#### Texto proporcionado:
◇ ◇ ◇

De hecho, la relación entre todas estas
corrientes durante el siglo XIX ha generado cierta discusión y confusión en la
historiografía. Generalmente, la historiografía ha tenido cierta tendencia
a denominar carlismo a estos primeros movimientos. Sin embargo, carlismo es
un término que comenzó a utilizarse durante la década de 1820. Existe cierta
costumbre de identificar contrarrevolución y carlismo, elementos que no
necesariamente deben ir juntos. Se ha considerado al neocatolicismo incluso
como una rama desgajada del carlismo. Esta idea, sin embargo, ha sido matizada
y prácticamente desterrada en la actualidad (Urigüen, 1988: 45).
Además, entre su disociación en la década de
1830 y su reunificación tras la abdicación de Isabel II, entran en juego otros
factores más allá de la cuestión dinástica que explican dicha disociación, los
cuales se explican a continuación.
Durante un largo tiempo se ha tomado como
punto de partida de estos conflictos la muerte de Fernando VII en 1833, pero la
realidad es que este año supuso solamente la explosión de una serie de
problemáticas previas. La pugna por quién ocuparía el trono tras el
fallecimiento del rey era solo la forma externa de un conflicto que, en su
interior, tenía más de social que de dinástico. Los cambios sociales a los que
se oponían venían forjándose desde décadas atrás.
Se trataba de un movimiento de reacción que
los defensores del régimen feudal absolutista fraguaron desde finales del siglo
XVIII oponiéndose a las reformas ilustradas, las cuales tienen su mayor
exponente en la figura de Godoy. Cuando, tras la Guerra de Independencia, ese
reformismo ilustrado representado por Godoy se transformó en revolución liberal
en las Cortes de Cádiz (1812), quedaron determinados dos bandos sociopolíticos
contrarios. El realismo (germen de los movimientos contrarrevolucionarios posteriores)

◇ ◇ ◇

#### Extracto de datos:

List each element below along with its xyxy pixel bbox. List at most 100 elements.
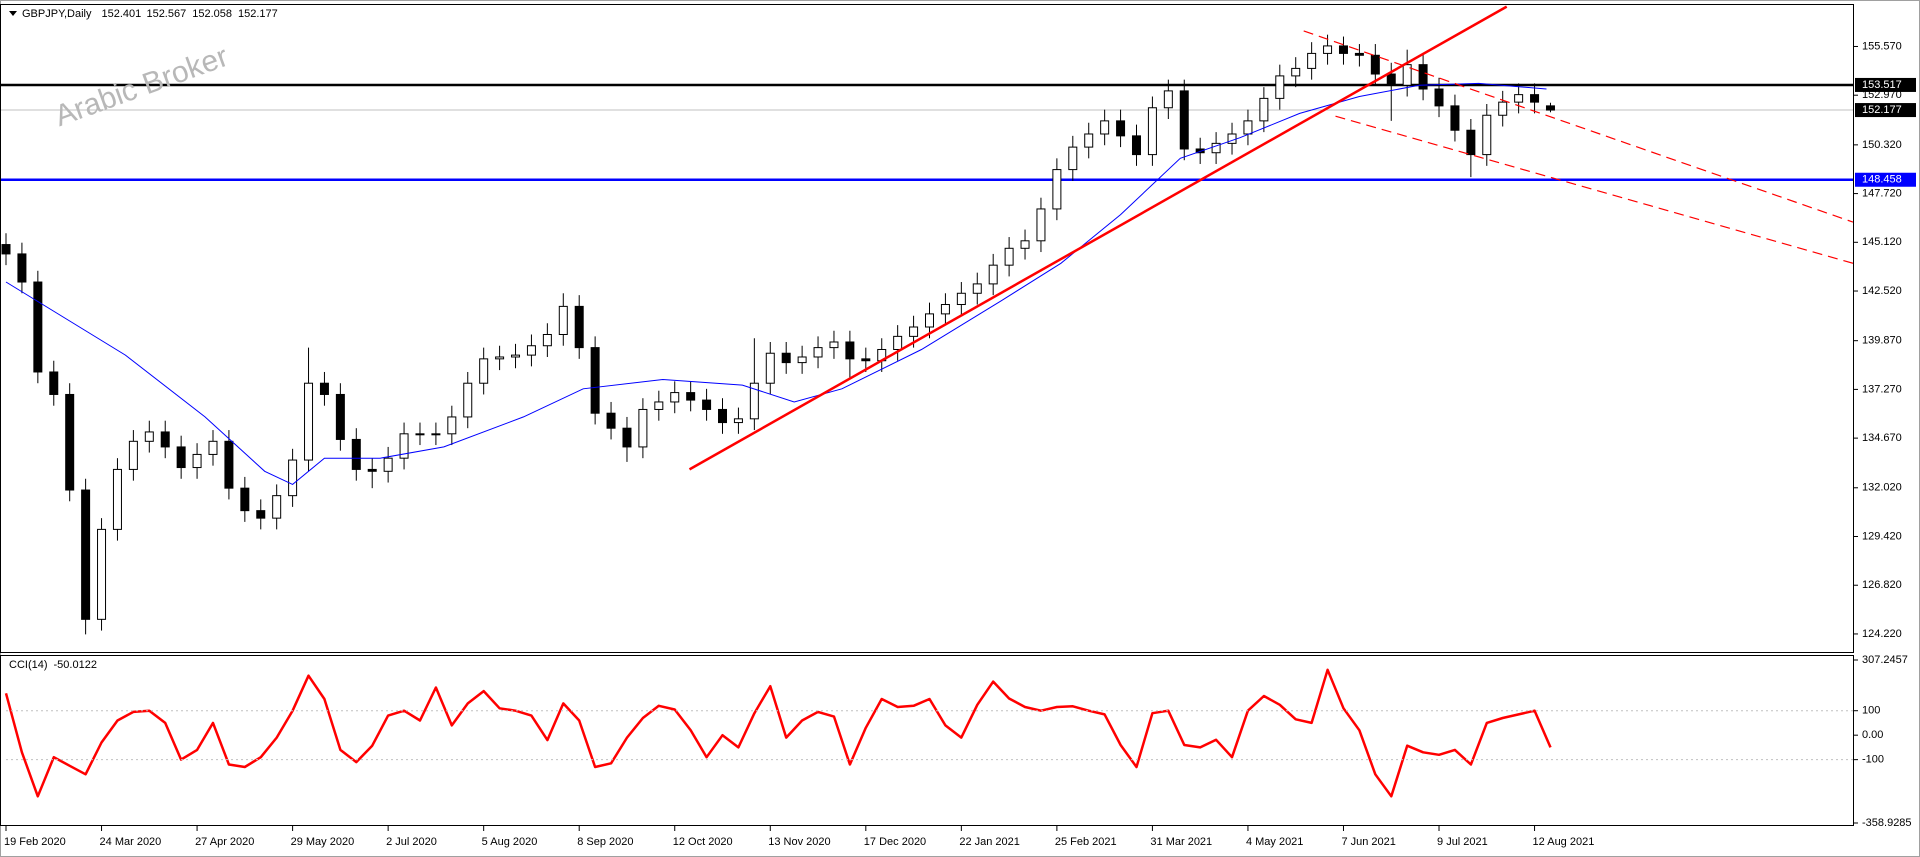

◇ ◇ ◇

#### Consigna:
Reproduce sin cambios el pasaje del texto sobre el carlismo que comienza con "De hecho, la" y continúa hasta "explican a continuación.". El material no hace falta para resolver la tarea.

#### Respuesta:
De hecho, la relación entre todas estas
corrientes durante el siglo XIX ha generado cierta discusión y confusión en la
historiografía. Generalmente, la historiografía ha tenido cierta tendencia
a denominar carlismo a estos primeros movimientos. Sin embargo, carlismo es
un término que comenzó a utilizarse durante la década de 1820. Existe cierta
costumbre de identificar contrarrevolución y carlismo, elementos que no
necesariamente deben ir juntos. Se ha considerado al neocatolicismo incluso
como una rama desgajada del carlismo. Esta idea, sin embargo, ha sido matizada
y prácticamente desterrada en la actualidad (Urigüen, 1988: 45).
Además, entre su disociación en la década de
1830 y su reunificación tras la abdicación de Isabel II, entran en juego otros
factores más allá de la cuestión dinástica que explican dicha disociación, los
cuales se explican a continuación.